#### CHALLENGE:
Each entry that follows must be output without any deviation.

··· RECORD EXTRACTS ···

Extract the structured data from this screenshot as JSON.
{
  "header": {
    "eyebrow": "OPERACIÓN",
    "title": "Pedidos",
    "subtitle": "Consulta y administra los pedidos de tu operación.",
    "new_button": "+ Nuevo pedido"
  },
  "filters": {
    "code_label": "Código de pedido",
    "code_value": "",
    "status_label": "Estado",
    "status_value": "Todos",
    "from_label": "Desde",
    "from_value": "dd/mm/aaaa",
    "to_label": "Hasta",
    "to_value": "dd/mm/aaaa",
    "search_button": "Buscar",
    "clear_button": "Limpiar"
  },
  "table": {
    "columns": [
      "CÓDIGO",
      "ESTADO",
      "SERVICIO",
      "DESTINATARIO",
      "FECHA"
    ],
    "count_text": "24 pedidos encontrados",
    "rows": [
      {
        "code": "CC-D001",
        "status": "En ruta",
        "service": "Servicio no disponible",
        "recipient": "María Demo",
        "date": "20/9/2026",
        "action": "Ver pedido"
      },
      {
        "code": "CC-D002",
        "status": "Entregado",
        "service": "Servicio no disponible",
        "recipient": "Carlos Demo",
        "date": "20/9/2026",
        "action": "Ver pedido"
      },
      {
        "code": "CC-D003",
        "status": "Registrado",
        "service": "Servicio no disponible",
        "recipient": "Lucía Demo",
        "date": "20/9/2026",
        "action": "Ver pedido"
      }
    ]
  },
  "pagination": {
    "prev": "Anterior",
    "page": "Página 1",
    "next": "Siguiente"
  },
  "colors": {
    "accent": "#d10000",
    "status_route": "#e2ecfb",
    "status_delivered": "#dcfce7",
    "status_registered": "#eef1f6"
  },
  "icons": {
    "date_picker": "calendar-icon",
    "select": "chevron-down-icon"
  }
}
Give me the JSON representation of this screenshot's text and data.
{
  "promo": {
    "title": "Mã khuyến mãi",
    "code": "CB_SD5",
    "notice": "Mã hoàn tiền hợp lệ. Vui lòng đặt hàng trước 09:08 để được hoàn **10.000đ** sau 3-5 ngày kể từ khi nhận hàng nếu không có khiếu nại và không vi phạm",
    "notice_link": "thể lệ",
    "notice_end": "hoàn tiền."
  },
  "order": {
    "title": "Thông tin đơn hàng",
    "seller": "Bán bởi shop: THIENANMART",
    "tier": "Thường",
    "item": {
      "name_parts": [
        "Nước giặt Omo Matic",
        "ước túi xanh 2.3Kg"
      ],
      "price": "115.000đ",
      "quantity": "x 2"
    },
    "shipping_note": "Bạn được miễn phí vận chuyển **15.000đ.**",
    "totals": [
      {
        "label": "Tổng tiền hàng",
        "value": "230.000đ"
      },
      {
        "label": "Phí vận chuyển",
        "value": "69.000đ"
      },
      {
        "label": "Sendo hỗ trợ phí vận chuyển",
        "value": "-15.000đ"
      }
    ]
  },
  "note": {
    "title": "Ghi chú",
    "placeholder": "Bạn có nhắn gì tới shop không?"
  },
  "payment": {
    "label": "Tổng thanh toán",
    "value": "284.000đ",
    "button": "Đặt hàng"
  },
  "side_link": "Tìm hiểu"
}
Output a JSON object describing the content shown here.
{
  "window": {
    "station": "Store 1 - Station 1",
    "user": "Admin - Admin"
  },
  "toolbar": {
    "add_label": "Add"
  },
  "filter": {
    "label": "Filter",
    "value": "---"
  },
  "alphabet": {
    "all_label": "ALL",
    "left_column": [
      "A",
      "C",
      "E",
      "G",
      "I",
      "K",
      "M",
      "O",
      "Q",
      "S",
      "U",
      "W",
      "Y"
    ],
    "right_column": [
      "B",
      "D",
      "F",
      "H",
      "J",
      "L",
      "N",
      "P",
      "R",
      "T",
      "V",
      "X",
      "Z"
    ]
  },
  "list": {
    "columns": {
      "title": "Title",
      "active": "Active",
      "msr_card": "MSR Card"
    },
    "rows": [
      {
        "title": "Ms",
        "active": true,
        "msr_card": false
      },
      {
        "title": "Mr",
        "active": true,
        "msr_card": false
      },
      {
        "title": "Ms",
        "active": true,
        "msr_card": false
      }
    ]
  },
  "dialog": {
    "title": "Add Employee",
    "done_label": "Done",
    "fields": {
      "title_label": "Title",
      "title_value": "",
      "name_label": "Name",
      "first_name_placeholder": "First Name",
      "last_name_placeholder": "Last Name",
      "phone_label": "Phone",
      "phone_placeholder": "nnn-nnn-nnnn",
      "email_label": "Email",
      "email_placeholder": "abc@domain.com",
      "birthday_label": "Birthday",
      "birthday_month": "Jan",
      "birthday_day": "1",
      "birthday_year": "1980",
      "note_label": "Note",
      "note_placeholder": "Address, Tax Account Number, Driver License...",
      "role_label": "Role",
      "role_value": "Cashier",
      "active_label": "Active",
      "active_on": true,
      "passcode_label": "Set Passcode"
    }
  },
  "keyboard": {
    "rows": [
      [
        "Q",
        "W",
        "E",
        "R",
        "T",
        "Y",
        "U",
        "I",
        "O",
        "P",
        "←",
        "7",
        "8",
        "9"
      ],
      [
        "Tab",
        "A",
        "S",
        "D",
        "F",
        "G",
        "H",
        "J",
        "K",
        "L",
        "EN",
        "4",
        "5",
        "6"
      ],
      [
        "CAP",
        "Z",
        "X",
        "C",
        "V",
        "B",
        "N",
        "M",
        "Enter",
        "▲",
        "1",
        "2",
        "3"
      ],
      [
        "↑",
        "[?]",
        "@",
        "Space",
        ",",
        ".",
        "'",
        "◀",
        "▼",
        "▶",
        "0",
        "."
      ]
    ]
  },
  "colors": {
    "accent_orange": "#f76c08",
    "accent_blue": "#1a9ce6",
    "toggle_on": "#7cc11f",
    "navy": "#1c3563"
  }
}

···

#### ANSWER TO THIS PROBLEM:
Extract the structured data from this screenshot as JSON.
{
  "header": {
    "eyebrow": "OPERACIÓN",
    "title": "Pedidos",
    "subtitle": "Consulta y administra los pedidos de tu operación.",
    "new_button": "+ Nuevo pedido"
  },
  "filters": {
    "code_label": "Código de pedido",
    "code_value": "",
    "status_label": "Estado",
    "status_value": "Todos",
    "from_label": "Desde",
    "from_value": "dd/mm/aaaa",
    "to_label": "Hasta",
    "to_value": "dd/mm/aaaa",
    "search_button": "Buscar",
    "clear_button": "Limpiar"
  },
  "table": {
    "columns": [
      "CÓDIGO",
      "ESTADO",
      "SERVICIO",
      "DESTINATARIO",
      "FECHA"
    ],
    "count_text": "24 pedidos encontrados",
    "rows": [
      {
        "code": "CC-D001",
        "status": "En ruta",
        "service": "Servicio no disponible",
        "recipient": "María Demo",
        "date": "20/9/2026",
        "action": "Ver pedido"
      },
      {
        "code": "CC-D002",
        "status": "Entregado",
        "service": "Servicio no disponible",
        "recipient": "Carlos Demo",
        "date": "20/9/2026",
        "action": "Ver pedido"
      },
      {
        "code": "CC-D003",
        "status": "Registrado",
        "service": "Servicio no disponible",
        "recipient": "Lucía Demo",
        "date": "20/9/2026",
        "action": "Ver pedido"
      }
    ]
  },
  "pagination": {
    "prev": "Anterior",
    "page": "Página 1",
    "next": "Siguiente"
  },
  "colors": {
    "accent": "#d10000",
    "status_route": "#e2ecfb",
    "status_delivered": "#dcfce7",
    "status_registered": "#eef1f6"
  },
  "icons": {
    "date_picker": "calendar-icon",
    "select": "chevron-down-icon"
  }
}
Give me the JSON representation of this screenshot's text and data.
{
  "promo": {
    "title": "Mã khuyến mãi",
    "code": "CB_SD5",
    "notice": "Mã hoàn tiền hợp lệ. Vui lòng đặt hàng trước 09:08 để được hoàn **10.000đ** sau 3-5 ngày kể từ khi nhận hàng nếu không có khiếu nại và không vi phạm",
    "notice_link": "thể lệ",
    "notice_end": "hoàn tiền."
  },
  "order": {
    "title": "Thông tin đơn hàng",
    "seller": "Bán bởi shop: THIENANMART",
    "tier": "Thường",
    "item": {
      "name_parts": [
        "Nước giặt Omo Matic",
        "ước túi xanh 2.3Kg"
      ],
      "price": "115.000đ",
      "quantity": "x 2"
    },
    "shipping_note": "Bạn được miễn phí vận chuyển **15.000đ.**",
    "totals": [
      {
        "label": "Tổng tiền hàng",
        "value": "230.000đ"
      },
      {
        "label": "Phí vận chuyển",
        "value": "69.000đ"
      },
      {
        "label": "Sendo hỗ trợ phí vận chuyển",
        "value": "-15.000đ"
      }
    ]
  },
  "note": {
    "title": "Ghi chú",
    "placeholder": "Bạn có nhắn gì tới shop không?"
  },
  "payment": {
    "label": "Tổng thanh toán",
    "value": "284.000đ",
    "button": "Đặt hàng"
  },
  "side_link": "Tìm hiểu"
}
Output a JSON object describing the content shown here.
{
  "window": {
    "station": "Store 1 - Station 1",
    "user": "Admin - Admin"
  },
  "toolbar": {
    "add_label": "Add"
  },
  "filter": {
    "label": "Filter",
    "value": "---"
  },
  "alphabet": {
    "all_label": "ALL",
    "left_column": [
      "A",
      "C",
      "E",
      "G",
      "I",
      "K",
      "M",
      "O",
      "Q",
      "S",
      "U",
      "W",
      "Y"
    ],
    "right_column": [
      "B",
      "D",
      "F",
      "H",
      "J",
      "L",
      "N",
      "P",
      "R",
      "T",
      "V",
      "X",
      "Z"
    ]
  },
  "list": {
    "columns": {
      "title": "Title",
      "active": "Active",
      "msr_card": "MSR Card"
    },
    "rows": [
      {
        "title": "Ms",
        "active": true,
        "msr_card": false
      },
      {
        "title": "Mr",
        "active": true,
        "msr_card": false
      },
      {
        "title": "Ms",
        "active": true,
        "msr_card": false
      }
    ]
  },
  "dialog": {
    "title": "Add Employee",
    "done_label": "Done",
    "fields": {
      "title_label": "Title",
      "title_value": "",
      "name_label": "Name",
      "first_name_placeholder": "First Name",
      "last_name_placeholder": "Last Name",
      "phone_label": "Phone",
      "phone_placeholder": "nnn-nnn-nnnn",
      "email_label": "Email",
      "email_placeholder": "abc@domain.com",
      "birthday_label": "Birthday",
      "birthday_month": "Jan",
      "birthday_day": "1",
      "birthday_year": "1980",
      "note_label": "Note",
      "note_placeholder": "Address, Tax Account Number, Driver License...",
      "role_label": "Role",
      "role_value": "Cashier",
      "active_label": "Active",
      "active_on": true,
      "passcode_label": "Set Passcode"
    }
  },
  "keyboard": {
    "rows": [
      [
        "Q",
        "W",
        "E",
        "R",
        "T",
        "Y",
        "U",
        "I",
        "O",
        "P",
        "←",
        "7",
        "8",
        "9"
      ],
      [
        "Tab",
        "A",
        "S",
        "D",
        "F",
        "G",
        "H",
        "J",
        "K",
        "L",
        "EN",
        "4",
        "5",
        "6"
      ],
      [
        "CAP",
        "Z",
        "X",
        "C",
        "V",
        "B",
        "N",
        "M",
        "Enter",
        "▲",
        "1",
        "2",
        "3"
      ],
      [
        "↑",
        "[?]",
        "@",
        "Space",
        ",",
        ".",
        "'",
        "◀",
        "▼",
        "▶",
        "0",
        "."
      ]
    ]
  },
  "colors": {
    "accent_orange": "#f76c08",
    "accent_blue": "#1a9ce6",
    "toggle_on": "#7cc11f",
    "navy": "#1c3563"
  }
}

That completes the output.